Repeat every line of the data below word for word, and leave the pictures out of your answer.

[BEGIN]

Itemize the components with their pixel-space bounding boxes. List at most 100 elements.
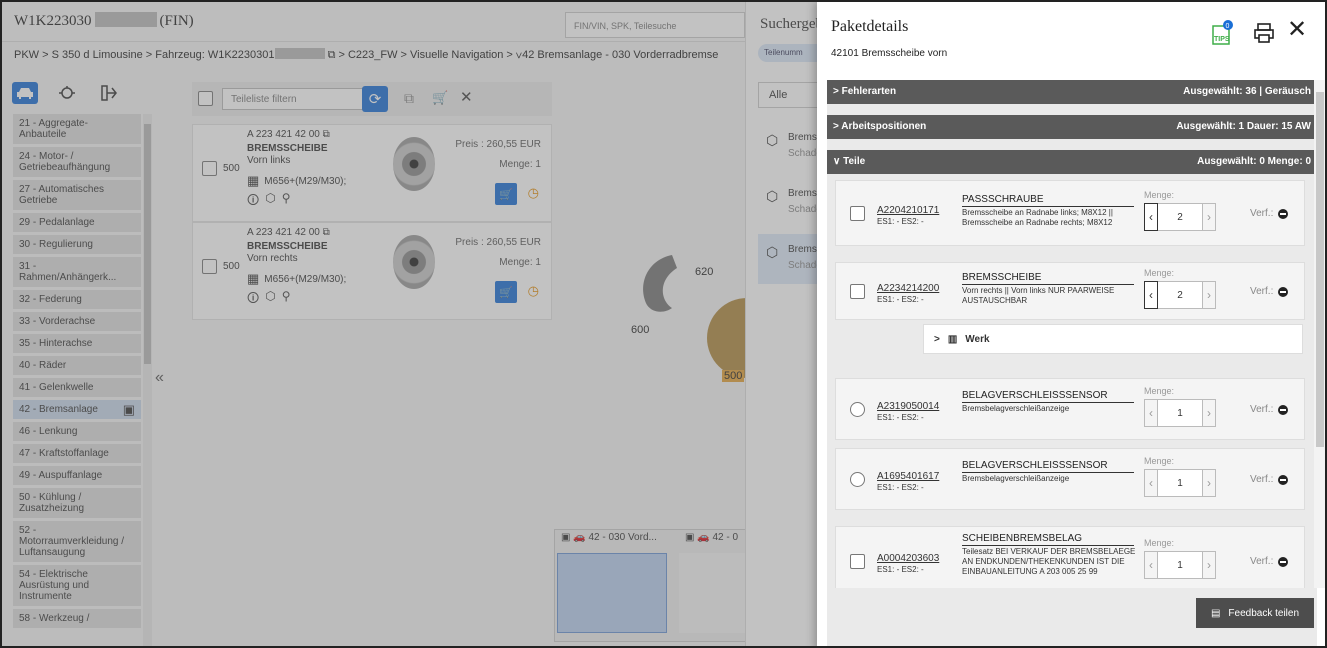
decrement-button[interactable]: ‹ — [1144, 551, 1158, 579]
close-icon[interactable]: ✕ — [1287, 18, 1307, 42]
quantity-stepper[interactable]: ‹ 2 › — [1144, 280, 1216, 310]
nav-item[interactable]: 30 - Regulierung — [13, 235, 141, 257]
refresh-icon[interactable]: ⟳ — [362, 86, 388, 112]
package-icon[interactable]: ⬡ — [265, 191, 275, 212]
section-header[interactable]: > Arbeitspositionen Ausgewählt: 1 Dauer: … — [827, 115, 1317, 139]
quantity-stepper[interactable]: ‹ 1 › — [1144, 468, 1216, 498]
werk-toggle[interactable]: > ▥ Werk — [923, 324, 1303, 354]
quantity-value[interactable]: 1 — [1158, 469, 1202, 497]
panel-scrollbar[interactable] — [1314, 80, 1325, 588]
nav-item[interactable]: 21 - Aggregate-Anbauteile — [13, 114, 141, 147]
nav-item[interactable]: 32 - Federung — [13, 290, 141, 312]
quantity-stepper[interactable]: ‹ 1 › — [1144, 398, 1216, 428]
part-number[interactable]: A0004203603 — [877, 553, 939, 564]
nav-item[interactable]: 52 - Motorraumverkleidung / Luftansaugun… — [13, 521, 141, 565]
part-number[interactable]: A 223 421 42 00 ⧉ — [247, 129, 330, 140]
engine-icon[interactable] — [54, 82, 80, 104]
nav-item[interactable]: 58 - Werkzeug / — [13, 609, 141, 631]
diagram-label[interactable]: 500 — [722, 370, 745, 382]
nav-item[interactable]: 31 - Rahmen/Anhängerk... — [13, 257, 141, 290]
nav-item[interactable]: 29 - Pedalanlage — [13, 213, 141, 235]
quantity-value[interactable]: 1 — [1158, 551, 1202, 579]
quantity-value[interactable]: 1 — [1158, 399, 1202, 427]
nav-item[interactable]: 49 - Auspuffanlage — [13, 466, 141, 488]
increment-button[interactable]: › — [1202, 469, 1216, 497]
part-checkbox[interactable] — [850, 284, 865, 299]
add-to-cart-button[interactable]: 🛒 — [495, 183, 517, 205]
nav-item[interactable]: 24 - Motor- / Getriebeaufhängung — [13, 147, 141, 180]
nav-item[interactable]: 40 - Räder — [13, 356, 141, 378]
nav-item[interactable]: 35 - Hinterachse — [13, 334, 141, 356]
zoom-icon[interactable]: ⚲ — [282, 191, 291, 212]
nav-item[interactable]: 42 - Bremsanlage ▣ — [13, 400, 141, 422]
copy-icon[interactable]: ⧉ — [404, 90, 414, 107]
nav-item[interactable]: 27 - Automatisches Getriebe — [13, 180, 141, 213]
view-switcher — [12, 82, 122, 104]
package-icon[interactable]: ⬡ — [265, 289, 275, 310]
part-row[interactable]: 500 A 223 421 42 00 ⧉ BREMSSCHEIBE Vorn … — [192, 124, 552, 222]
part-row[interactable]: 500 A 223 421 42 00 ⧉ BREMSSCHEIBE Vorn … — [192, 222, 552, 320]
increment-button[interactable]: › — [1202, 551, 1216, 579]
decrement-button[interactable]: ‹ — [1144, 281, 1158, 309]
part-name: BREMSSCHEIBE — [962, 272, 1134, 285]
thumb-tab[interactable]: ▣ 🚗 42 - 0 — [685, 532, 738, 543]
copy-icon[interactable]: ⧉ — [323, 129, 330, 140]
tips-icon[interactable]: TIPS 0 — [1210, 20, 1233, 45]
decrement-button[interactable]: ‹ — [1144, 399, 1158, 427]
section-header[interactable]: > Fehlerarten Ausgewählt: 36 | Geräusch — [827, 80, 1317, 104]
part-number[interactable]: A2234214200 — [877, 283, 939, 294]
part-radio[interactable] — [850, 402, 865, 417]
nav-item[interactable]: 33 - Vorderachse — [13, 312, 141, 334]
print-icon[interactable] — [1253, 22, 1275, 44]
part-number[interactable]: A2204210171 — [877, 205, 939, 216]
part-checkbox[interactable] — [202, 161, 217, 176]
nav-item[interactable]: 47 - Kraftstoffanlage — [13, 444, 141, 466]
part-desc: Teilesatz BEI VERKAUF DER BREMSBELAEGE A… — [962, 547, 1136, 576]
part-radio[interactable] — [850, 472, 865, 487]
part-checkbox[interactable] — [850, 206, 865, 221]
nav-scrollbar[interactable] — [143, 114, 152, 646]
increment-button[interactable]: › — [1202, 203, 1216, 231]
filter-chip[interactable]: Teilenumm — [758, 44, 826, 62]
copy-icon[interactable]: ⧉ — [328, 49, 336, 61]
increment-button[interactable]: › — [1202, 399, 1216, 427]
feedback-button[interactable]: ▤ Feedback teilen — [1196, 598, 1314, 628]
part-number[interactable]: A2319050014 — [877, 401, 939, 412]
part-checkbox[interactable] — [850, 554, 865, 569]
nav-item[interactable]: 50 - Kühlung / Zusatzheizung — [13, 488, 141, 521]
nav-item[interactable]: 46 - Lenkung — [13, 422, 141, 444]
part-number[interactable]: A1695401617 — [877, 471, 939, 482]
car-icon[interactable] — [12, 82, 38, 104]
add-to-cart-button[interactable]: 🛒 — [495, 281, 517, 303]
thumbnail-image[interactable] — [557, 553, 667, 633]
axle-icon[interactable] — [96, 82, 122, 104]
copy-icon[interactable]: ⧉ — [323, 227, 330, 238]
part-checkbox[interactable] — [202, 259, 217, 274]
clear-filter-icon[interactable]: ✕ — [460, 88, 473, 106]
cart-icon[interactable]: 🛒 — [432, 90, 448, 106]
clock-icon[interactable]: ◷ — [528, 185, 539, 201]
clock-icon[interactable]: ◷ — [528, 283, 539, 299]
increment-button[interactable]: › — [1202, 281, 1216, 309]
nav-item[interactable]: 41 - Gelenkwelle — [13, 378, 141, 400]
collapse-sidebar-button[interactable]: « — [155, 369, 164, 387]
diagram-label[interactable]: 620 — [695, 266, 713, 278]
thumb-tab[interactable]: ▣ 🚗 42 - 030 Vord... — [561, 532, 657, 543]
nav-item[interactable]: 54 - Elektrische Ausrüstung und Instrume… — [13, 565, 141, 609]
panel-footer: ▤ Feedback teilen — [827, 588, 1317, 646]
zoom-icon[interactable]: ⚲ — [282, 289, 291, 310]
decrement-button[interactable]: ‹ — [1144, 203, 1158, 231]
search-input[interactable]: FIN/VIN, SPK, Teilesuche — [565, 12, 745, 38]
quantity-stepper[interactable]: ‹ 1 › — [1144, 550, 1216, 580]
diagram-label[interactable]: 600 — [631, 324, 649, 336]
part-number[interactable]: A 223 421 42 00 ⧉ — [247, 227, 330, 238]
decrement-button[interactable]: ‹ — [1144, 469, 1158, 497]
info-icon[interactable]: 🛈 — [247, 191, 259, 212]
info-icon[interactable]: 🛈 — [247, 289, 259, 310]
section-header[interactable]: ∨ Teile Ausgewählt: 0 Menge: 0 — [827, 150, 1317, 174]
quantity-stepper[interactable]: ‹ 2 › — [1144, 202, 1216, 232]
quantity-value[interactable]: 2 — [1158, 203, 1202, 231]
quantity-value[interactable]: 2 — [1158, 281, 1202, 309]
filter-input[interactable]: Teileliste filtern — [222, 88, 372, 110]
select-all-checkbox[interactable] — [198, 91, 213, 106]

[END]

_Response to this task_
Itemize the components with their pixel-space bounding boxes. List at most 100 elements.
decrement-button[interactable]: ‹ — [1144, 551, 1158, 579]
close-icon[interactable]: ✕ — [1287, 18, 1307, 42]
quantity-stepper[interactable]: ‹ 2 › — [1144, 280, 1216, 310]
nav-item[interactable]: 30 - Regulierung — [13, 235, 141, 257]
refresh-icon[interactable]: ⟳ — [362, 86, 388, 112]
package-icon[interactable]: ⬡ — [265, 191, 275, 212]
section-header[interactable]: > Arbeitspositionen Ausgewählt: 1 Dauer: … — [827, 115, 1317, 139]
quantity-stepper[interactable]: ‹ 1 › — [1144, 468, 1216, 498]
werk-toggle[interactable]: > ▥ Werk — [923, 324, 1303, 354]
quantity-value[interactable]: 1 — [1158, 469, 1202, 497]
panel-scrollbar[interactable] — [1314, 80, 1325, 588]
nav-item[interactable]: 21 - Aggregate-Anbauteile — [13, 114, 141, 147]
nav-item[interactable]: 32 - Federung — [13, 290, 141, 312]
quantity-stepper[interactable]: ‹ 1 › — [1144, 398, 1216, 428]
part-number[interactable]: A0004203603 — [877, 553, 939, 564]
nav-item[interactable]: 52 - Motorraumverkleidung / Luftansaugun… — [13, 521, 141, 565]
part-number[interactable]: A 223 421 42 00 ⧉ — [247, 129, 330, 140]
engine-icon[interactable] — [54, 82, 80, 104]
nav-item[interactable]: 58 - Werkzeug / — [13, 609, 141, 631]
diagram-label[interactable]: 500 — [722, 370, 745, 382]
nav-item[interactable]: 31 - Rahmen/Anhängerk... — [13, 257, 141, 290]
nav-item[interactable]: 29 - Pedalanlage — [13, 213, 141, 235]
quantity-value[interactable]: 1 — [1158, 551, 1202, 579]
quantity-value[interactable]: 1 — [1158, 399, 1202, 427]
nav-item[interactable]: 49 - Auspuffanlage — [13, 466, 141, 488]
increment-button[interactable]: › — [1202, 469, 1216, 497]
part-checkbox[interactable] — [850, 284, 865, 299]
add-to-cart-button[interactable]: 🛒 — [495, 183, 517, 205]
nav-item[interactable]: 24 - Motor- / Getriebeaufhängung — [13, 147, 141, 180]
nav-item[interactable]: 40 - Räder — [13, 356, 141, 378]
nav-item[interactable]: 35 - Hinterachse — [13, 334, 141, 356]
zoom-icon[interactable]: ⚲ — [282, 191, 291, 212]
nav-item[interactable]: 42 - Bremsanlage ▣ — [13, 400, 141, 422]
copy-icon[interactable]: ⧉ — [404, 90, 414, 107]
nav-item[interactable]: 27 - Automatisches Getriebe — [13, 180, 141, 213]
view-switcher — [12, 82, 122, 104]
package-icon[interactable]: ⬡ — [265, 289, 275, 310]
part-row[interactable]: 500 A 223 421 42 00 ⧉ BREMSSCHEIBE Vorn … — [192, 124, 552, 222]
part-row[interactable]: 500 A 223 421 42 00 ⧉ BREMSSCHEIBE Vorn … — [192, 222, 552, 320]
increment-button[interactable]: › — [1202, 551, 1216, 579]
decrement-button[interactable]: ‹ — [1144, 281, 1158, 309]
part-name: BREMSSCHEIBE — [962, 272, 1134, 285]
thumb-tab[interactable]: ▣ 🚗 42 - 0 — [685, 532, 738, 543]
copy-icon[interactable]: ⧉ — [323, 129, 330, 140]
tips-icon[interactable]: TIPS 0 — [1210, 20, 1233, 45]
decrement-button[interactable]: ‹ — [1144, 399, 1158, 427]
section-header[interactable]: > Fehlerarten Ausgewählt: 36 | Geräusch — [827, 80, 1317, 104]
part-number[interactable]: A2234214200 — [877, 283, 939, 294]
part-radio[interactable] — [850, 402, 865, 417]
nav-item[interactable]: 33 - Vorderachse — [13, 312, 141, 334]
print-icon[interactable] — [1253, 22, 1275, 44]
part-number[interactable]: A2204210171 — [877, 205, 939, 216]
part-checkbox[interactable] — [202, 161, 217, 176]
nav-item[interactable]: 47 - Kraftstoffanlage — [13, 444, 141, 466]
part-desc: Teilesatz BEI VERKAUF DER BREMSBELAEGE A… — [962, 547, 1136, 576]
part-radio[interactable] — [850, 472, 865, 487]
part-checkbox[interactable] — [850, 206, 865, 221]
nav-scrollbar[interactable] — [143, 114, 152, 646]
increment-button[interactable]: › — [1202, 203, 1216, 231]
filter-chip[interactable]: Teilenumm — [758, 44, 826, 62]
copy-icon[interactable]: ⧉ — [328, 49, 336, 61]
increment-button[interactable]: › — [1202, 399, 1216, 427]
feedback-button[interactable]: ▤ Feedback teilen — [1196, 598, 1314, 628]
part-number[interactable]: A2319050014 — [877, 401, 939, 412]
part-checkbox[interactable] — [850, 554, 865, 569]
nav-item[interactable]: 50 - Kühlung / Zusatzheizung — [13, 488, 141, 521]
nav-item[interactable]: 46 - Lenkung — [13, 422, 141, 444]
part-number[interactable]: A1695401617 — [877, 471, 939, 482]
car-icon[interactable] — [12, 82, 38, 104]
add-to-cart-button[interactable]: 🛒 — [495, 281, 517, 303]
thumbnail-image[interactable] — [557, 553, 667, 633]
axle-icon[interactable] — [96, 82, 122, 104]
copy-icon[interactable]: ⧉ — [323, 227, 330, 238]
part-checkbox[interactable] — [202, 259, 217, 274]
clear-filter-icon[interactable]: ✕ — [460, 88, 473, 106]
cart-icon[interactable]: 🛒 — [432, 90, 448, 106]
clock-icon[interactable]: ◷ — [528, 185, 539, 201]
clock-icon[interactable]: ◷ — [528, 283, 539, 299]
increment-button[interactable]: › — [1202, 281, 1216, 309]
nav-item[interactable]: 41 - Gelenkwelle — [13, 378, 141, 400]
collapse-sidebar-button[interactable]: « — [155, 369, 164, 387]
diagram-label[interactable]: 620 — [695, 266, 713, 278]
thumb-tab[interactable]: ▣ 🚗 42 - 030 Vord... — [561, 532, 657, 543]
nav-item[interactable]: 54 - Elektrische Ausrüstung und Instrume… — [13, 565, 141, 609]
panel-footer: ▤ Feedback teilen — [827, 588, 1317, 646]
zoom-icon[interactable]: ⚲ — [282, 289, 291, 310]
decrement-button[interactable]: ‹ — [1144, 203, 1158, 231]
search-input[interactable]: FIN/VIN, SPK, Teilesuche — [565, 12, 745, 38]
quantity-stepper[interactable]: ‹ 1 › — [1144, 550, 1216, 580]
diagram-label[interactable]: 600 — [631, 324, 649, 336]
part-number[interactable]: A 223 421 42 00 ⧉ — [247, 227, 330, 238]
decrement-button[interactable]: ‹ — [1144, 469, 1158, 497]
info-icon[interactable]: 🛈 — [247, 191, 259, 212]
info-icon[interactable]: 🛈 — [247, 289, 259, 310]
section-header[interactable]: ∨ Teile Ausgewählt: 0 Menge: 0 — [827, 150, 1317, 174]
quantity-stepper[interactable]: ‹ 2 › — [1144, 202, 1216, 232]
quantity-value[interactable]: 2 — [1158, 203, 1202, 231]
quantity-value[interactable]: 2 — [1158, 281, 1202, 309]
filter-input[interactable]: Teileliste filtern — [222, 88, 372, 110]
select-all-checkbox[interactable] — [198, 91, 213, 106]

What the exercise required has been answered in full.